**Extract to read:**
1LACFar, Institute of Chemistry, Federal University of Alfenas (UNIFAL-MG), Alfenas, Minas Gerais, Brazil,2EQFAR/NCQ, Faculty of Pharmaceutical Sciences, Federal University of Alfenas (UNIFAL-MG), Alfenas, Minas Gerais, Brazil, 3Institute of Health Sciences, Federal University of Mato Grosso State (UFMT), Sinop, Mato Grosso, Brazil, 4INCTBio, State University of Campinas, Campinas, São Paulo, Brazil
Email: rudybonfilio@gmail.com

 Received: 01 Sep 2015 Revised and Accepted: 27 Oct 2015


ABSTRACT

Objective: This study aims to evaluate possible crystalline changes that can occur with MOX under the influence of temperature and relative humidity (RH) as well as to determine the relative solubility of the observed crystalline forms.

Methods: Thermoanalytical methods with the support of non-thermal analysis such as X-ray powder diffraction and infrared spectroscopy were used for testing structural changes of Moxifloxacin hydrochloride (MOX) stored under four different conditions. Additionally, relative solubilities of the observed crystalline forms were determined by the shake-flask method.

Results: After storage for 1 mo at 0 % relative humidity (RH) and 40 % RH, MOX remained with crystal structure unchanged and shown to have a good physical stability at these conditions. However, when the drug was stocked for 1 mo at 90 % RH and 75 %, a hydrated crystalline form was identified in both conditions. In the solubility assay, it was observed that the hydrated form is less soluble that initial MOX.

**Required work:**
[1] Copy the passage of the moxifloxacin abstract starting at "Received: 01 Sep" and ending at "observed crystalline forms.".
[2] From the moxifloxacin abstract, list every relative humidity level at which the drug was stored.

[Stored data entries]

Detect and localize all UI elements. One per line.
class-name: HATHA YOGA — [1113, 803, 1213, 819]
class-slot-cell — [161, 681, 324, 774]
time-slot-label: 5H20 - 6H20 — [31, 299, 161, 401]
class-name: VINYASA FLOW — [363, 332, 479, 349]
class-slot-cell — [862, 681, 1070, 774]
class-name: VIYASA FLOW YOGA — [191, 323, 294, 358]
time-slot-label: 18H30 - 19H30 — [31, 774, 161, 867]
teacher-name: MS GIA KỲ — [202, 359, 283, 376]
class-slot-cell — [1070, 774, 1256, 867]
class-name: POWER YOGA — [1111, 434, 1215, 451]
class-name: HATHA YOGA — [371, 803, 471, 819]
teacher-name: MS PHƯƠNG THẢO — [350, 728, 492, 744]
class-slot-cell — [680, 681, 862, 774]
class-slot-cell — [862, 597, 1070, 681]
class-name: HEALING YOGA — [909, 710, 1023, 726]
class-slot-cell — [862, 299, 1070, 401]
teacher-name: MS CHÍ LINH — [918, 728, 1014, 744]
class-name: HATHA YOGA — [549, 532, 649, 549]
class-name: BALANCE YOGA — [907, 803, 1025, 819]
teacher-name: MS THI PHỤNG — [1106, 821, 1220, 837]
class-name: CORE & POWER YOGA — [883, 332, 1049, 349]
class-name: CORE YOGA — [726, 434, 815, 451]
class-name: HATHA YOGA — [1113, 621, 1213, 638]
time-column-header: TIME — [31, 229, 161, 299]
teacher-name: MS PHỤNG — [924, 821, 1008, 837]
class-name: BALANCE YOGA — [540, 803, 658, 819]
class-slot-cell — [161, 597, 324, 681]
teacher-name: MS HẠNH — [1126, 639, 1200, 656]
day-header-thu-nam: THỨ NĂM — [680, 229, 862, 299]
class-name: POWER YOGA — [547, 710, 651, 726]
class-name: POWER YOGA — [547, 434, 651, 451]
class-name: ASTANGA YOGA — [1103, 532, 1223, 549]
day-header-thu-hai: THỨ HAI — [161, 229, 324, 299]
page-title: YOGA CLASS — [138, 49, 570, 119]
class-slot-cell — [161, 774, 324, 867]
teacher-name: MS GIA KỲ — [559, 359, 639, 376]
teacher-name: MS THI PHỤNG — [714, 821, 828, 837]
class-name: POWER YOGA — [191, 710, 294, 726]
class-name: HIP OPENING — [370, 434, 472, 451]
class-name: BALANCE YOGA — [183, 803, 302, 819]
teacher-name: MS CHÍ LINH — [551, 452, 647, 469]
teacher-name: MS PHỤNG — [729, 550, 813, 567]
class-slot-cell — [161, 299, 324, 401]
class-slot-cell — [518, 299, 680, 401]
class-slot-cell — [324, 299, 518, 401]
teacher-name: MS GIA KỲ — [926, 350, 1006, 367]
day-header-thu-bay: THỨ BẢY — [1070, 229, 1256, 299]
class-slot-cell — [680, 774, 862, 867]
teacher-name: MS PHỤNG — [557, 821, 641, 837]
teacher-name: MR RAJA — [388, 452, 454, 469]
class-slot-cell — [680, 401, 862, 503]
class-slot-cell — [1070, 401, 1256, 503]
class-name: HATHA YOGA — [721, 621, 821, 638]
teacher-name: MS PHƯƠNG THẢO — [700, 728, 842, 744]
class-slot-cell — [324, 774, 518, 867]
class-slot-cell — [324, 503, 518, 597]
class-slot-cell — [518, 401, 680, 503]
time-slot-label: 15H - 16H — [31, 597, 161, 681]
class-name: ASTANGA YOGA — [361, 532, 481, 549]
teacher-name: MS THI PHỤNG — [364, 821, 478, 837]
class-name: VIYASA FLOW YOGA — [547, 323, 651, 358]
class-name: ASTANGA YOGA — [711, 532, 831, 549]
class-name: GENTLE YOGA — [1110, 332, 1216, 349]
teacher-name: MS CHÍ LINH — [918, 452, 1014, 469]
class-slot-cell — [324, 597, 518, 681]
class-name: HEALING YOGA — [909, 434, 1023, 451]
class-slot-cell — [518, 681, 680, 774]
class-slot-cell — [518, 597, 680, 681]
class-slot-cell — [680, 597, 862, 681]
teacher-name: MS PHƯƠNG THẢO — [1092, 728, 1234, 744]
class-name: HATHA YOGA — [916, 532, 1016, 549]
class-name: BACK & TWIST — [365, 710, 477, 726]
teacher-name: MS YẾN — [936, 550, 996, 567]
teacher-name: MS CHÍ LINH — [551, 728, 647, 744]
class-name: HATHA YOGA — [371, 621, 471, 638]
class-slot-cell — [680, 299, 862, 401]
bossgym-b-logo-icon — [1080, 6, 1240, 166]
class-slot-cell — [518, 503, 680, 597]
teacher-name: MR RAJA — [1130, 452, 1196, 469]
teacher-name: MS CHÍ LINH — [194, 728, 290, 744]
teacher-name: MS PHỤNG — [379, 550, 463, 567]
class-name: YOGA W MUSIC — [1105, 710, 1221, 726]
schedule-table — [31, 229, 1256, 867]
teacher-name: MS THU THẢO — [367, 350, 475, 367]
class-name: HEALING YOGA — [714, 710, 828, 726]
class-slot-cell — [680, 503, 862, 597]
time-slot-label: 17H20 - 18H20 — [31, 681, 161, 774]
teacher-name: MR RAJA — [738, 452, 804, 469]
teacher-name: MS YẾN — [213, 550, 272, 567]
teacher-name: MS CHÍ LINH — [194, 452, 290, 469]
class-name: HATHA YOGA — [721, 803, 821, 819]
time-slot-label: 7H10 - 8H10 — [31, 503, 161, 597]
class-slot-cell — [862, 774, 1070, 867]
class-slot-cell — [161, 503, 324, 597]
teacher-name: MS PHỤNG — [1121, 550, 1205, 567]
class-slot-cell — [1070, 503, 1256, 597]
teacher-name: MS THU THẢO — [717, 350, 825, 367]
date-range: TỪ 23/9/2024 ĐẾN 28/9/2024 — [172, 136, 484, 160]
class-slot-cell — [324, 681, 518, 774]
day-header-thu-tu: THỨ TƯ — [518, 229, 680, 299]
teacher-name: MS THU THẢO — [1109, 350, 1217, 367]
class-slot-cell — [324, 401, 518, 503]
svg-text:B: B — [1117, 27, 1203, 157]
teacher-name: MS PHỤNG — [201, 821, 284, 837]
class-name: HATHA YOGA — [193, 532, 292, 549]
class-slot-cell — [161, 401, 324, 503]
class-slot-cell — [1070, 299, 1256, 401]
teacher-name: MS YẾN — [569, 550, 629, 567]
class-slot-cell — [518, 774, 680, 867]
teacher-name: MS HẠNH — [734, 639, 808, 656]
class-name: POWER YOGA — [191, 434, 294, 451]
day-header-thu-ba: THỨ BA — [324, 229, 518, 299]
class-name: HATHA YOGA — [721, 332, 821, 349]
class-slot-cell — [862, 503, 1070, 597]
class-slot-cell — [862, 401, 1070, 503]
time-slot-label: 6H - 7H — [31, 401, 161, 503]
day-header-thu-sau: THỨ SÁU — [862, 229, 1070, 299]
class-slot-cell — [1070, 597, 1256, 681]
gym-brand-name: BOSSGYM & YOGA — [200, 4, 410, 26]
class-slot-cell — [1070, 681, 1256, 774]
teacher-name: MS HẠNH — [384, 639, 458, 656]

**Replies:**
[1]
Received: 01 Sep 2015 Revised and Accepted: 27 Oct 2015


ABSTRACT

Objective: This study aims to evaluate possible crystalline changes that can occur with MOX under the influence of temperature and relative humidity (RH) as well as to determine the relative solubility of the observed crystalline forms.

[2] 0 %, 40 %, 90 %, 75 %